What is the number of lines in the entries below that include the word "this"? Provide the number only.

§ **ITEMS**
"""
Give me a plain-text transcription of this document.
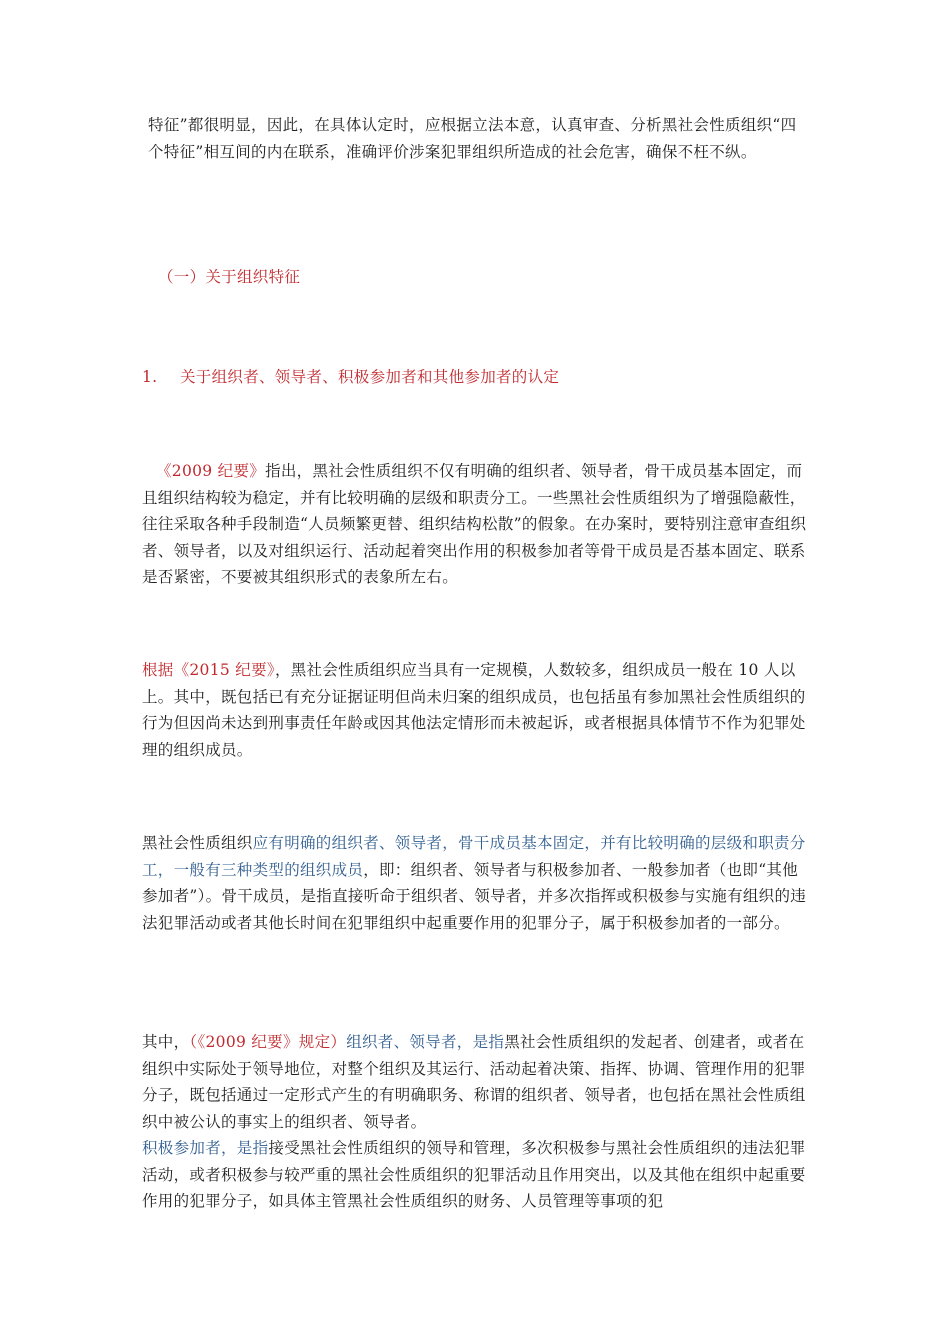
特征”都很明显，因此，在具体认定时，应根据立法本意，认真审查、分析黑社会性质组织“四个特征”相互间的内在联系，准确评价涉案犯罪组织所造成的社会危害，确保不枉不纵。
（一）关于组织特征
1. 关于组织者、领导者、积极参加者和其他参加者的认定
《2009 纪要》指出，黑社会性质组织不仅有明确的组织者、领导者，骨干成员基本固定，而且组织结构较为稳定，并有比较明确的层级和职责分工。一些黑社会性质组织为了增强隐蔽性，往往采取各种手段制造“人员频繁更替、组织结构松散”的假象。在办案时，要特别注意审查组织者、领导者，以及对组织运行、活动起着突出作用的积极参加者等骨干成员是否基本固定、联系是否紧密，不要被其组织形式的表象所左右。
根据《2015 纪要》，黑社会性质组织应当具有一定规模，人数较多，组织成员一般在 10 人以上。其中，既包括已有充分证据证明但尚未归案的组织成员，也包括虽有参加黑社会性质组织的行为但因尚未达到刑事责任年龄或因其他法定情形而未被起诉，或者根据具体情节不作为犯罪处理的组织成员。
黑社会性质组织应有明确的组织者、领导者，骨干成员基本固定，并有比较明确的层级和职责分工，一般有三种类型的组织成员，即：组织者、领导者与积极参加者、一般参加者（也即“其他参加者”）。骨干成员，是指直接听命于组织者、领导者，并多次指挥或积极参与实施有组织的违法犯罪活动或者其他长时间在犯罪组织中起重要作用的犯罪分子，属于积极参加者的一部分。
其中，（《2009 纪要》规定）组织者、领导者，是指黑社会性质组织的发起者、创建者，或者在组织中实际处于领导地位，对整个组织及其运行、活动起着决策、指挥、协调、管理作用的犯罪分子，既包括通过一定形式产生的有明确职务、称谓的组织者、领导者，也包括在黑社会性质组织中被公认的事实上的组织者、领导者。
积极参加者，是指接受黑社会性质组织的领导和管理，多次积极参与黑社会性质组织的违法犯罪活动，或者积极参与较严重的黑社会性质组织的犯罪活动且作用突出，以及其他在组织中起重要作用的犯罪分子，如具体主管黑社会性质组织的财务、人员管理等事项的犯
"""
"""
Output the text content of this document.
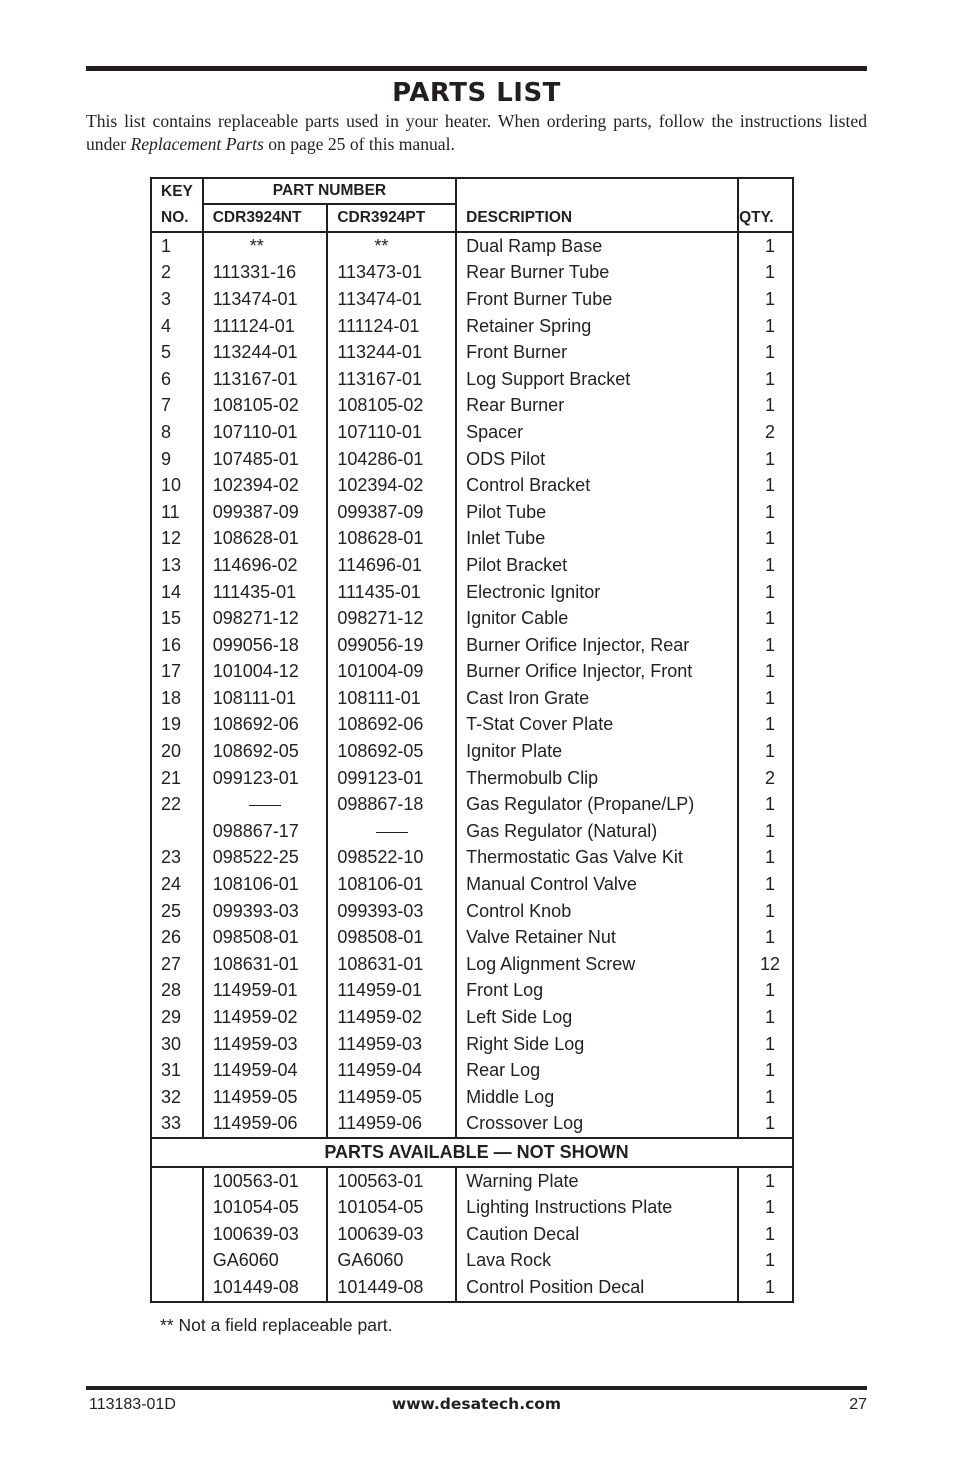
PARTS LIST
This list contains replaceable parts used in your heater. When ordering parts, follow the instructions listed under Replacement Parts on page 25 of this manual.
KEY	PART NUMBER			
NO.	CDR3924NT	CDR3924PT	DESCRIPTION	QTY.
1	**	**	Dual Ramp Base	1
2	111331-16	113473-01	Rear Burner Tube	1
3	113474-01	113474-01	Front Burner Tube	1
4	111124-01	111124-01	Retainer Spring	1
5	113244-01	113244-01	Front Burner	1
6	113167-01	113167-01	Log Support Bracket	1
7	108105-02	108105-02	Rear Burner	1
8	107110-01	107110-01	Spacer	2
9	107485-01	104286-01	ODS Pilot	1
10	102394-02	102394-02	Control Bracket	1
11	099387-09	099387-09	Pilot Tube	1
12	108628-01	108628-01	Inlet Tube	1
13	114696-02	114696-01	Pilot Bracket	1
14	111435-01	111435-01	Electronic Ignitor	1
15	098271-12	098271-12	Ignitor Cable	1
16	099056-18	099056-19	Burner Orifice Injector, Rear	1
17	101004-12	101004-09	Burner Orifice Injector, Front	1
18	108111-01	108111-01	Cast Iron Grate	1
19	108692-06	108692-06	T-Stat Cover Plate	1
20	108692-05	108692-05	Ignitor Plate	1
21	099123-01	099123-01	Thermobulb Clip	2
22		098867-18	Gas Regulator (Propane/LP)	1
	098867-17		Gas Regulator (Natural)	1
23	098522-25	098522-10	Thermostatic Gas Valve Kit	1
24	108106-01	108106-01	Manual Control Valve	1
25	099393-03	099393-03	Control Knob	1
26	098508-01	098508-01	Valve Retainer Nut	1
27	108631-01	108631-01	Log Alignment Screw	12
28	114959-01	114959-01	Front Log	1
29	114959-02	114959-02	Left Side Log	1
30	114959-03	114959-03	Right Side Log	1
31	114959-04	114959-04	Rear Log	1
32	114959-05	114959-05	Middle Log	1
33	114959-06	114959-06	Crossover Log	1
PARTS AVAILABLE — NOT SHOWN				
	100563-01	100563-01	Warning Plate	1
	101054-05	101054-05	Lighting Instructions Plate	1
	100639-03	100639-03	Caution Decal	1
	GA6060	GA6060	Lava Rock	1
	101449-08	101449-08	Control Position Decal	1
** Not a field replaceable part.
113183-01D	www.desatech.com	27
"""
§ **TASK SOLUTION**
3